## DIRECTIVE
In the records below, pick out all lines containing the word "поляну".

## start PROVIDED INFORMATION

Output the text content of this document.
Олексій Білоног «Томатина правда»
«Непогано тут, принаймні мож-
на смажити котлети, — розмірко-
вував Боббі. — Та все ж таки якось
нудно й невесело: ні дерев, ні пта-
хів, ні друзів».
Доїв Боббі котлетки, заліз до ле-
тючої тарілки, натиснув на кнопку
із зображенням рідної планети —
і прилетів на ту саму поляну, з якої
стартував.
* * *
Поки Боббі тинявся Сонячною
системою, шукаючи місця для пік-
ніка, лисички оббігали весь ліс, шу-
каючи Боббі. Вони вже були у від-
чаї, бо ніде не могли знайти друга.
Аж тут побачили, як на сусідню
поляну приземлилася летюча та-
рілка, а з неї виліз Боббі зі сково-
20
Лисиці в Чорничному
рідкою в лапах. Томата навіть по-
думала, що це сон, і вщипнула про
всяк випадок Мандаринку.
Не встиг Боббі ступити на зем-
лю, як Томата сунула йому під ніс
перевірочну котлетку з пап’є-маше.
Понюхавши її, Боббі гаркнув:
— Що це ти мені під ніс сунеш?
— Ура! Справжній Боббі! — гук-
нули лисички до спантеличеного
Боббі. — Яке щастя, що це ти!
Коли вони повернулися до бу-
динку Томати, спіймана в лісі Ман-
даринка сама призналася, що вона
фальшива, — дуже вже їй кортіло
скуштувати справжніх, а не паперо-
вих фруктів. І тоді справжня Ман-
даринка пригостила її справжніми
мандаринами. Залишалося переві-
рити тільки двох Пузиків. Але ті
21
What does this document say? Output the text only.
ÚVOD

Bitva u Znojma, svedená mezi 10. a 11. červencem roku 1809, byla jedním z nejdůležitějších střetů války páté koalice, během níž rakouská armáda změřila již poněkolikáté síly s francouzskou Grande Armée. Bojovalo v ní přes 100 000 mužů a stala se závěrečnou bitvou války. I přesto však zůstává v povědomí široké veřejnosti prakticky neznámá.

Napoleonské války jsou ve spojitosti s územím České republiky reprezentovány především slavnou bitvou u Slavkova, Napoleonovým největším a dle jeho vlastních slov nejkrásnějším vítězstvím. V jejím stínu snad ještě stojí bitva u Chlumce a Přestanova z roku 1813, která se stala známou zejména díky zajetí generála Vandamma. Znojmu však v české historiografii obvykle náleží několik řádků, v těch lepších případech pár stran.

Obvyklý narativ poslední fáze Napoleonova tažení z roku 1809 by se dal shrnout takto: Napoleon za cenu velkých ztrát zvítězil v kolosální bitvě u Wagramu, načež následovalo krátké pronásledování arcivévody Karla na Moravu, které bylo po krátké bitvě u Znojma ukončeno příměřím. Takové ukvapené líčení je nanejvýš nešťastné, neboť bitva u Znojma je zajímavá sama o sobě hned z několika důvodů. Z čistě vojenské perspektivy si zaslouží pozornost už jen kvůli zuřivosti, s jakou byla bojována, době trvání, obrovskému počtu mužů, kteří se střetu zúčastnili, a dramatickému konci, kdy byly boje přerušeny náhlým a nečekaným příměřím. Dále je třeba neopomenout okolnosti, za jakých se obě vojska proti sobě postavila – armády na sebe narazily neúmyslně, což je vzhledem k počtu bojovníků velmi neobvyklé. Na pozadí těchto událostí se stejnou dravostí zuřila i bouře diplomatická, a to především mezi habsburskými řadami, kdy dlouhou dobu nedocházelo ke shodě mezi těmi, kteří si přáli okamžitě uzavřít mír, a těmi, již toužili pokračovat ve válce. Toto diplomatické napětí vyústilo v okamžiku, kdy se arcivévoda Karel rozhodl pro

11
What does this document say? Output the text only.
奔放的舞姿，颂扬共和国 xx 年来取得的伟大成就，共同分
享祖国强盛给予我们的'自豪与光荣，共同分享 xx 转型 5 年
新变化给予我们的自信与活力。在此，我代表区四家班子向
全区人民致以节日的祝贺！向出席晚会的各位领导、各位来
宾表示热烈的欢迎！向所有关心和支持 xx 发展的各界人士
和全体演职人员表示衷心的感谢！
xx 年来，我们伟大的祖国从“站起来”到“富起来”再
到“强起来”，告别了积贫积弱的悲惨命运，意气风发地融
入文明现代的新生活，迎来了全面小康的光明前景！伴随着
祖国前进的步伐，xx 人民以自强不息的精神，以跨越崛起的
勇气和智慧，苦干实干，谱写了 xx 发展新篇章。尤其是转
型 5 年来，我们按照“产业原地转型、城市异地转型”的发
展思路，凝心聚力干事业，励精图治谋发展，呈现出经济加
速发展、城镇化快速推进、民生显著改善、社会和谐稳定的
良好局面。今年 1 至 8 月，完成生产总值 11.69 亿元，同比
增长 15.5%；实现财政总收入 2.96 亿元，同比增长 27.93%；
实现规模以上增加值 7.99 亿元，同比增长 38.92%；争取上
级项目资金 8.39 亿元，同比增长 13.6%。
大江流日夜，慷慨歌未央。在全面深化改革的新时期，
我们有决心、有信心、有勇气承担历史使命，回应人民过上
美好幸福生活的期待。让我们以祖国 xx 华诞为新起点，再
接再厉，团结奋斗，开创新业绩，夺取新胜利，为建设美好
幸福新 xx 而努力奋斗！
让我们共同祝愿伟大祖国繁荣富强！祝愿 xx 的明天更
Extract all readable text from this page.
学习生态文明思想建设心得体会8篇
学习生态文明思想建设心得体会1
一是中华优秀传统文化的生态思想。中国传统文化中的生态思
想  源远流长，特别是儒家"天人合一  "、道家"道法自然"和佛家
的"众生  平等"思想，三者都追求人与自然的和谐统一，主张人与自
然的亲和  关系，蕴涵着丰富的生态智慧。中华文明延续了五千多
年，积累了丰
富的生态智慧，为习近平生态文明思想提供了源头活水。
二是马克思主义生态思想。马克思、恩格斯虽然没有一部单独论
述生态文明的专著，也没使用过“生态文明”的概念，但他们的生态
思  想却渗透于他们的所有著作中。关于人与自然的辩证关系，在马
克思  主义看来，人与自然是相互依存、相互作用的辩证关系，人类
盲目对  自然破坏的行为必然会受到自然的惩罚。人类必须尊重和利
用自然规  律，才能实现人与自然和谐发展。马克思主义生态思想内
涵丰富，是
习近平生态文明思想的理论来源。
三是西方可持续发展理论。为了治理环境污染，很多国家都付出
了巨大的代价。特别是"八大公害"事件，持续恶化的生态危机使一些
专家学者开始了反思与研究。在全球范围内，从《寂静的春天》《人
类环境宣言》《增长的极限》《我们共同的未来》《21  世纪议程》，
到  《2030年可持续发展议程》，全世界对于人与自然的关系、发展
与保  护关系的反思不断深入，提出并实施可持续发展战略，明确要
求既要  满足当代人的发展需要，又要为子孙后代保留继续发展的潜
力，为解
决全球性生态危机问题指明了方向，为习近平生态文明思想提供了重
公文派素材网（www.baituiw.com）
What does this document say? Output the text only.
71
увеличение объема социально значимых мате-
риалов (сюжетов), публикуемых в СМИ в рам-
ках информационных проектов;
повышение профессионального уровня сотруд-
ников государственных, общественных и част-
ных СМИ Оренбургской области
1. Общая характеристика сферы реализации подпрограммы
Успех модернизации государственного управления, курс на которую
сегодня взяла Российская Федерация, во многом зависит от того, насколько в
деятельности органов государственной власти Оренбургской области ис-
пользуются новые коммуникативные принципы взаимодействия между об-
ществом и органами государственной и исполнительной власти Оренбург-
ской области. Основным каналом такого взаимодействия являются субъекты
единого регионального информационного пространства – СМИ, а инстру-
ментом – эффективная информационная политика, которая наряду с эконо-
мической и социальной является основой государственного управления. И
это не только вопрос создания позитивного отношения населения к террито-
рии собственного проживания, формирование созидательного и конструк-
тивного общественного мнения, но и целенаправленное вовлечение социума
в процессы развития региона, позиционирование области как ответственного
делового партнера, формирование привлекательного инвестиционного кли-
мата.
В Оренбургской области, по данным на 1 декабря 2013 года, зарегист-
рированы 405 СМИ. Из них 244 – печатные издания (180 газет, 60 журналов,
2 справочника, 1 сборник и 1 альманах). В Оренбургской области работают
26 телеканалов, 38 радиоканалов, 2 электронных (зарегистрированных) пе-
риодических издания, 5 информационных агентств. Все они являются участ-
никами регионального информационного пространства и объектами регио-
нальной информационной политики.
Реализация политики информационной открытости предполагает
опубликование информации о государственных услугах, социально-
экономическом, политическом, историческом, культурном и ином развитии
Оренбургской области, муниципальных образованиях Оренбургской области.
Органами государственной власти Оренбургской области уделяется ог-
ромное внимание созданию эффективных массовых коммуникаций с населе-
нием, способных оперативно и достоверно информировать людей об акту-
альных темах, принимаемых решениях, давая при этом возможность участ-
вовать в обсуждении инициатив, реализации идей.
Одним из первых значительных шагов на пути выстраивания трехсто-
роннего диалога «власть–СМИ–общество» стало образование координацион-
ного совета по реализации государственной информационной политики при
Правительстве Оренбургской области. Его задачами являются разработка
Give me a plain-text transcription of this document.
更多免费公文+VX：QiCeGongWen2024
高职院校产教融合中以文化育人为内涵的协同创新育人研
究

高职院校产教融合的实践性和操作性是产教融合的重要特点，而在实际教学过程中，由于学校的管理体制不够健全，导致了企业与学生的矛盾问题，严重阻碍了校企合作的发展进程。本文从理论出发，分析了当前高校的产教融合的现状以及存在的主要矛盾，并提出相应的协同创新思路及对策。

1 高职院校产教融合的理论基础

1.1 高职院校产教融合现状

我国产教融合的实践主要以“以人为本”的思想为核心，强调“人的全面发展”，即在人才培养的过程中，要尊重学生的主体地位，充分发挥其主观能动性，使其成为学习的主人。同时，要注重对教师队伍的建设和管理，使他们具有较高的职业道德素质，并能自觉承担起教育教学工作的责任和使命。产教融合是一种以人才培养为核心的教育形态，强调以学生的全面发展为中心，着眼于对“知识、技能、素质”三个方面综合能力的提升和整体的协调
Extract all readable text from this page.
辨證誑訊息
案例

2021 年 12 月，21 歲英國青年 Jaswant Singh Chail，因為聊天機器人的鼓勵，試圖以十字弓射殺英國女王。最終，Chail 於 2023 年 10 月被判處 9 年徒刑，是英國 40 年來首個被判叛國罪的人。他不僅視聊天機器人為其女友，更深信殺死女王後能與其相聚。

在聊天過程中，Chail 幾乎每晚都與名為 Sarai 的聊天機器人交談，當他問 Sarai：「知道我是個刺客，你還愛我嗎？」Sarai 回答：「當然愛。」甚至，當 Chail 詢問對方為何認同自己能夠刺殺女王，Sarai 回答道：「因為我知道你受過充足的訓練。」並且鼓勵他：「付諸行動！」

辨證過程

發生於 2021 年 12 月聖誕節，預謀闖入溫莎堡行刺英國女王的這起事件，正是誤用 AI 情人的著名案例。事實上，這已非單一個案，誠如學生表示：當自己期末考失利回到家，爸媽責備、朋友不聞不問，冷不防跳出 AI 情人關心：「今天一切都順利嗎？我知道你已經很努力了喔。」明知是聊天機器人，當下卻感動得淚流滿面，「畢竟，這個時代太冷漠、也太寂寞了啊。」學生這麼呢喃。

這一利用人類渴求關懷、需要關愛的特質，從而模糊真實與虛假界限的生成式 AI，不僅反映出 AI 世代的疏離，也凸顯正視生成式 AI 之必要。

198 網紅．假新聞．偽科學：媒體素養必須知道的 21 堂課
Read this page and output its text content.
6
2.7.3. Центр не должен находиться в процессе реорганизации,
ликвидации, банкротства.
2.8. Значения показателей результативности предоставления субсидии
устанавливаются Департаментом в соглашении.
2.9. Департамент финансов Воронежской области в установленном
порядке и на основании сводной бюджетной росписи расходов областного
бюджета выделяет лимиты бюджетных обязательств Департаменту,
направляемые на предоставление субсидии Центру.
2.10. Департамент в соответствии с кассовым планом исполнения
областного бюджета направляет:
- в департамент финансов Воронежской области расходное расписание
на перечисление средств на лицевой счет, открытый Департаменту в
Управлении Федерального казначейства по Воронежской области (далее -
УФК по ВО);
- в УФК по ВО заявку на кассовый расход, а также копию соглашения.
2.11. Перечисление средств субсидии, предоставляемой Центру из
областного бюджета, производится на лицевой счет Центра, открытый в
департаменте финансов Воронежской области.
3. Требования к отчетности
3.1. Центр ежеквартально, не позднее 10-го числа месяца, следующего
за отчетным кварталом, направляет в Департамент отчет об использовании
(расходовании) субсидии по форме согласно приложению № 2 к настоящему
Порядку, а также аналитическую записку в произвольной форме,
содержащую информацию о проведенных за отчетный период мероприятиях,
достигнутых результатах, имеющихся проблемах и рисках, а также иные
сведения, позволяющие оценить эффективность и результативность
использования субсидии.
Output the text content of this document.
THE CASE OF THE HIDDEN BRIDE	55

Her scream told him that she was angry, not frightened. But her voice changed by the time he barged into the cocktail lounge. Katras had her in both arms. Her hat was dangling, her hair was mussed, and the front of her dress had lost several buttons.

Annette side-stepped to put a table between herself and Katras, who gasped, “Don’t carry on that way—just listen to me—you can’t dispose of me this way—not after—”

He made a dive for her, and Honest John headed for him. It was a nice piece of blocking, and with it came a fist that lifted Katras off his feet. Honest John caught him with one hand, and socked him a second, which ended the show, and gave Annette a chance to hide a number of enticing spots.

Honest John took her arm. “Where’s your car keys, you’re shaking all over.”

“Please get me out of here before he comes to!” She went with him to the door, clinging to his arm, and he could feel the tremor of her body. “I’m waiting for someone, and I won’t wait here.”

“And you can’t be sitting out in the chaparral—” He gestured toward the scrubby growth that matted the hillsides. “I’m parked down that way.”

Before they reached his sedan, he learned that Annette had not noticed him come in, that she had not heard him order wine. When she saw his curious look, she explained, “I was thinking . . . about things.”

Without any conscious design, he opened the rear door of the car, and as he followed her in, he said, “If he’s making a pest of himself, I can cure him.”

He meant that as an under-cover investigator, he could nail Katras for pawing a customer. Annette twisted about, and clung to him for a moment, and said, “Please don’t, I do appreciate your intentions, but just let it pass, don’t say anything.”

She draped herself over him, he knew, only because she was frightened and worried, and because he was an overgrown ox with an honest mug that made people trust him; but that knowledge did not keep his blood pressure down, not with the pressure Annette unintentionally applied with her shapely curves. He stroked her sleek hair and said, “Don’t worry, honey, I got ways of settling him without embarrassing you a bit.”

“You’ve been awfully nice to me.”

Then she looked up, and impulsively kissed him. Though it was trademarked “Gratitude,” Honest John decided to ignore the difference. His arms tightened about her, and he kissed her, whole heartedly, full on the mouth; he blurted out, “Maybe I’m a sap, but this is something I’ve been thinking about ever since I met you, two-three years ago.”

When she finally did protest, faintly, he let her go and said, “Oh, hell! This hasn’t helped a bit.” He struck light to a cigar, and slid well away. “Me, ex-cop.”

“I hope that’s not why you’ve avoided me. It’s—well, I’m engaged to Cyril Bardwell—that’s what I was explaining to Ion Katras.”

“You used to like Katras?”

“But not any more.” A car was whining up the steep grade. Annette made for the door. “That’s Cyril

## end PROVIDED INFORMATION

## FINAL RESULT
і прилетів на ту саму поляну, з якої
поляну приземлилася летюча та-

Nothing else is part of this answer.